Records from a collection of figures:
——
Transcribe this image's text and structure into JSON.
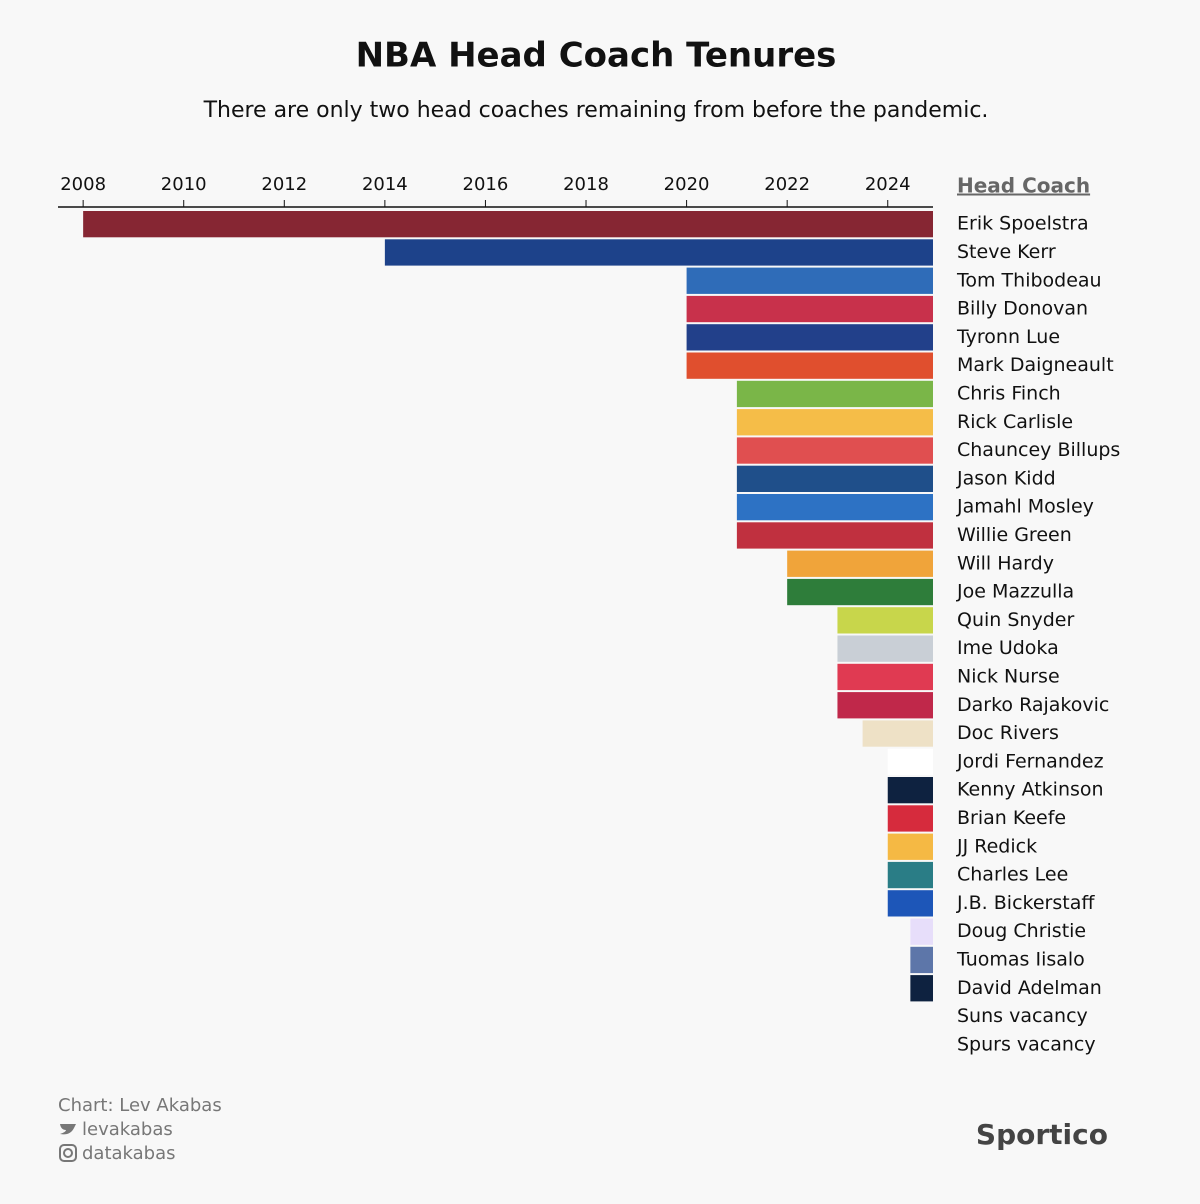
{
  "chart_data": {
    "type": "floating-bar",
    "title": "NBA Head Coach Tenures",
    "subtitle": "There are only two head coaches remaining from before the pandemic.",
    "legend_title": "Head Coach",
    "categories": [
      "Erik Spoelstra",
      "Steve Kerr",
      "Tom Thibodeau",
      "Billy Donovan",
      "Tyronn Lue",
      "Mark Daigneault",
      "Chris Finch",
      "Rick Carlisle",
      "Chauncey Billups",
      "Jason Kidd",
      "Jamahl Mosley",
      "Willie Green",
      "Will Hardy",
      "Joe Mazzulla",
      "Quin Snyder",
      "Ime Udoka",
      "Nick Nurse",
      "Darko Rajakovic",
      "Doc Rivers",
      "Jordi Fernandez",
      "Kenny Atkinson",
      "Brian Keefe",
      "JJ Redick",
      "Charles Lee",
      "J.B. Bickerstaff",
      "Doug Christie",
      "Tuomas Iisalo",
      "David Adelman",
      "Suns vacancy",
      "Spurs vacancy"
    ],
    "start": [
      2008,
      2014,
      2020,
      2020,
      2020,
      2020,
      2021,
      2021,
      2021,
      2021,
      2021,
      2021,
      2022,
      2022,
      2023,
      2023,
      2023,
      2023,
      2023.5,
      2024,
      2024,
      2024,
      2024,
      2024,
      2024,
      2024.45,
      2024.45,
      2024.45,
      2024.9,
      2024.9
    ],
    "end": [
      2024.9,
      2024.9,
      2024.9,
      2024.9,
      2024.9,
      2024.9,
      2024.9,
      2024.9,
      2024.9,
      2024.9,
      2024.9,
      2024.9,
      2024.9,
      2024.9,
      2024.9,
      2024.9,
      2024.9,
      2024.9,
      2024.9,
      2024.9,
      2024.9,
      2024.9,
      2024.9,
      2024.9,
      2024.9,
      2024.9,
      2024.9,
      2024.9,
      2024.9,
      2024.9
    ],
    "colors": [
      "#862633",
      "#1d428a",
      "#2f6cb8",
      "#c8314b",
      "#22408a",
      "#e04f2e",
      "#7ab648",
      "#f5bd48",
      "#e04f50",
      "#1f4f8a",
      "#2d72c4",
      "#c0303f",
      "#f0a43a",
      "#2e7d3a",
      "#c8d64b",
      "#c9cfd6",
      "#e03a52",
      "#c0284a",
      "#eee1c6",
      "#ffffff",
      "#0e2240",
      "#d62b3d",
      "#f5b944",
      "#2a7d86",
      "#1d56b8",
      "#e7defa",
      "#5d76a9",
      "#0e2240",
      "#f8f8f8",
      "#f8f8f8"
    ],
    "xlim": [
      2007.5,
      2024.9
    ],
    "xticks": [
      2008,
      2010,
      2012,
      2014,
      2016,
      2018,
      2020,
      2022,
      2024
    ],
    "credit": "Chart: Lev Akabas",
    "twitter": "levakabas",
    "instagram": "datakabas",
    "brand": "Sportico"
  }
}
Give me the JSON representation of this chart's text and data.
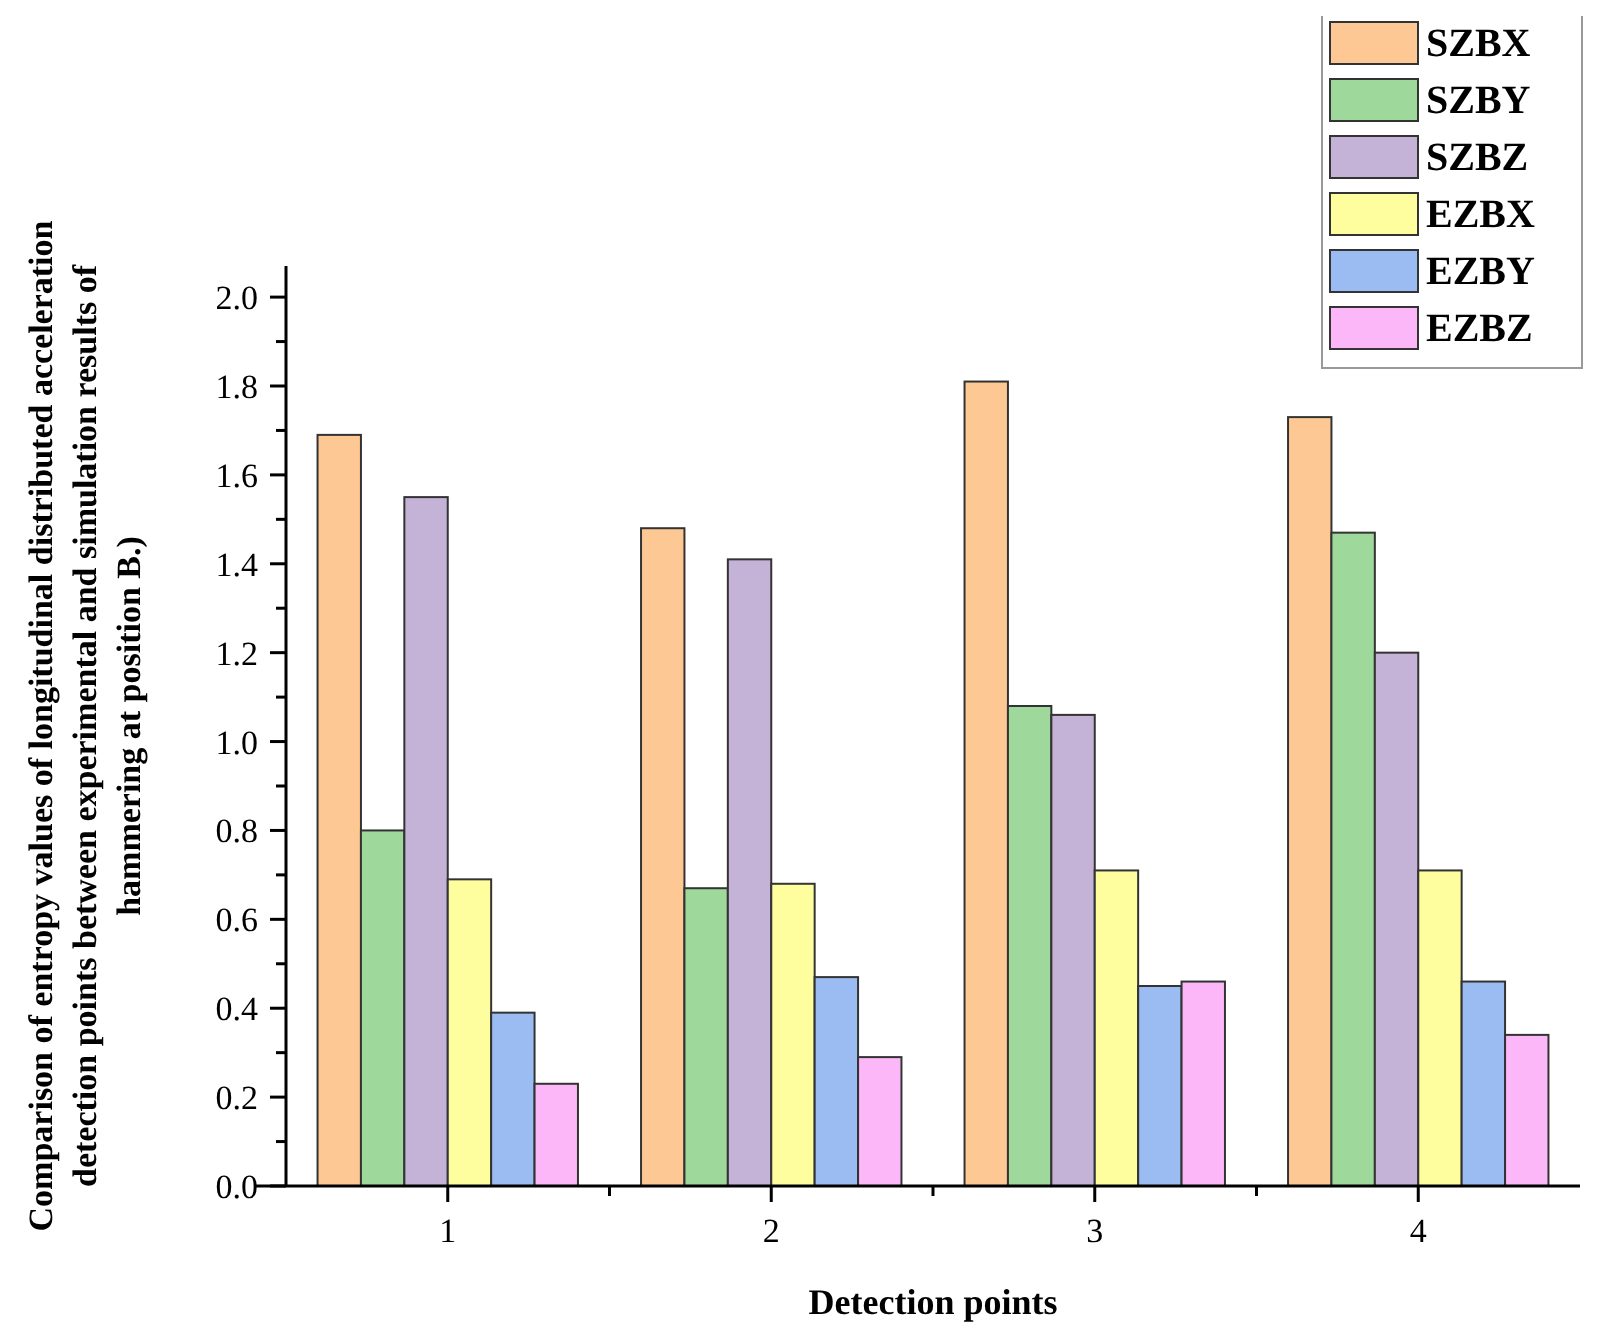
{
  "chart_data": {
    "type": "bar",
    "xlabel": "Detection points",
    "ylabel": "Comparison of entropy values of longitudinal distributed acceleration detection points between experimental and simulation results of hammering at position B.)",
    "categories": [
      "1",
      "2",
      "3",
      "4"
    ],
    "ylim": [
      0,
      2.07
    ],
    "yticks": [
      {
        "value": 0,
        "label": "0.0"
      },
      {
        "value": 0.2,
        "label": "0.2"
      },
      {
        "value": 0.4,
        "label": "0.4"
      },
      {
        "value": 0.6,
        "label": "0.6"
      },
      {
        "value": 0.8,
        "label": "0.8"
      },
      {
        "value": 1,
        "label": "1.0"
      },
      {
        "value": 1.2,
        "label": "1.2"
      },
      {
        "value": 1.4,
        "label": "1.4"
      },
      {
        "value": 1.6,
        "label": "1.6"
      },
      {
        "value": 1.8,
        "label": "1.8"
      },
      {
        "value": 2,
        "label": "2.0"
      }
    ],
    "legend": "top right",
    "series": [
      {
        "name": "SZBX",
        "color": "#fdc894",
        "values": [
          1.69,
          1.48,
          1.81,
          1.73
        ]
      },
      {
        "name": "SZBY",
        "color": "#9fd89b",
        "values": [
          0.8,
          0.67,
          1.08,
          1.47
        ]
      },
      {
        "name": "SZBZ",
        "color": "#c4b2d7",
        "values": [
          1.55,
          1.41,
          1.06,
          1.2
        ]
      },
      {
        "name": "EZBX",
        "color": "#fefe9e",
        "values": [
          0.69,
          0.68,
          0.71,
          0.71
        ]
      },
      {
        "name": "EZBY",
        "color": "#9bbcf2",
        "values": [
          0.39,
          0.47,
          0.45,
          0.46
        ]
      },
      {
        "name": "EZBZ",
        "color": "#fbb7f7",
        "values": [
          0.23,
          0.29,
          0.46,
          0.34
        ]
      }
    ]
  }
}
——
WRITTEN PROBLEM: Every record must be copied exactly, with images dropped from the result.

COMPLETED EXERCISE:
Transcribe this image's text and structure into JSON.
{
  "chart_data": {
    "type": "floating-bar",
    "title": "NBA Head Coach Tenures",
    "subtitle": "There are only two head coaches remaining from before the pandemic.",
    "legend_title": "Head Coach",
    "categories": [
      "Erik Spoelstra",
      "Steve Kerr",
      "Tom Thibodeau",
      "Billy Donovan",
      "Tyronn Lue",
      "Mark Daigneault",
      "Chris Finch",
      "Rick Carlisle",
      "Chauncey Billups",
      "Jason Kidd",
      "Jamahl Mosley",
      "Willie Green",
      "Will Hardy",
      "Joe Mazzulla",
      "Quin Snyder",
      "Ime Udoka",
      "Nick Nurse",
      "Darko Rajakovic",
      "Doc Rivers",
      "Jordi Fernandez",
      "Kenny Atkinson",
      "Brian Keefe",
      "JJ Redick",
      "Charles Lee",
      "J.B. Bickerstaff",
      "Doug Christie",
      "Tuomas Iisalo",
      "David Adelman",
      "Suns vacancy",
      "Spurs vacancy"
    ],
    "start": [
      2008,
      2014,
      2020,
      2020,
      2020,
      2020,
      2021,
      2021,
      2021,
      2021,
      2021,
      2021,
      2022,
      2022,
      2023,
      2023,
      2023,
      2023,
      2023.5,
      2024,
      2024,
      2024,
      2024,
      2024,
      2024,
      2024.45,
      2024.45,
      2024.45,
      2024.9,
      2024.9
    ],
    "end": [
      2024.9,
      2024.9,
      2024.9,
      2024.9,
      2024.9,
      2024.9,
      2024.9,
      2024.9,
      2024.9,
      2024.9,
      2024.9,
      2024.9,
      2024.9,
      2024.9,
      2024.9,
      2024.9,
      2024.9,
      2024.9,
      2024.9,
      2024.9,
      2024.9,
      2024.9,
      2024.9,
      2024.9,
      2024.9,
      2024.9,
      2024.9,
      2024.9,
      2024.9,
      2024.9
    ],
    "colors": [
      "#862633",
      "#1d428a",
      "#2f6cb8",
      "#c8314b",
      "#22408a",
      "#e04f2e",
      "#7ab648",
      "#f5bd48",
      "#e04f50",
      "#1f4f8a",
      "#2d72c4",
      "#c0303f",
      "#f0a43a",
      "#2e7d3a",
      "#c8d64b",
      "#c9cfd6",
      "#e03a52",
      "#c0284a",
      "#eee1c6",
      "#ffffff",
      "#0e2240",
      "#d62b3d",
      "#f5b944",
      "#2a7d86",
      "#1d56b8",
      "#e7defa",
      "#5d76a9",
      "#0e2240",
      "#f8f8f8",
      "#f8f8f8"
    ],
    "xlim": [
      2007.5,
      2024.9
    ],
    "xticks": [
      2008,
      2010,
      2012,
      2014,
      2016,
      2018,
      2020,
      2022,
      2024
    ],
    "credit": "Chart: Lev Akabas",
    "twitter": "levakabas",
    "instagram": "datakabas",
    "brand": "Sportico"
  }
}
Give me the JSON representation of this chart's text and data.
{
  "chart_data": {
    "type": "bar",
    "xlabel": "Detection points",
    "ylabel": "Comparison of entropy values of longitudinal distributed acceleration detection points between experimental and simulation results of hammering at position B.)",
    "categories": [
      "1",
      "2",
      "3",
      "4"
    ],
    "ylim": [
      0,
      2.07
    ],
    "yticks": [
      {
        "value": 0,
        "label": "0.0"
      },
      {
        "value": 0.2,
        "label": "0.2"
      },
      {
        "value": 0.4,
        "label": "0.4"
      },
      {
        "value": 0.6,
        "label": "0.6"
      },
      {
        "value": 0.8,
        "label": "0.8"
      },
      {
        "value": 1,
        "label": "1.0"
      },
      {
        "value": 1.2,
        "label": "1.2"
      },
      {
        "value": 1.4,
        "label": "1.4"
      },
      {
        "value": 1.6,
        "label": "1.6"
      },
      {
        "value": 1.8,
        "label": "1.8"
      },
      {
        "value": 2,
        "label": "2.0"
      }
    ],
    "legend": "top right",
    "series": [
      {
        "name": "SZBX",
        "color": "#fdc894",
        "values": [
          1.69,
          1.48,
          1.81,
          1.73
        ]
      },
      {
        "name": "SZBY",
        "color": "#9fd89b",
        "values": [
          0.8,
          0.67,
          1.08,
          1.47
        ]
      },
      {
        "name": "SZBZ",
        "color": "#c4b2d7",
        "values": [
          1.55,
          1.41,
          1.06,
          1.2
        ]
      },
      {
        "name": "EZBX",
        "color": "#fefe9e",
        "values": [
          0.69,
          0.68,
          0.71,
          0.71
        ]
      },
      {
        "name": "EZBY",
        "color": "#9bbcf2",
        "values": [
          0.39,
          0.47,
          0.45,
          0.46
        ]
      },
      {
        "name": "EZBZ",
        "color": "#fbb7f7",
        "values": [
          0.23,
          0.29,
          0.46,
          0.34
        ]
      }
    ]
  }
}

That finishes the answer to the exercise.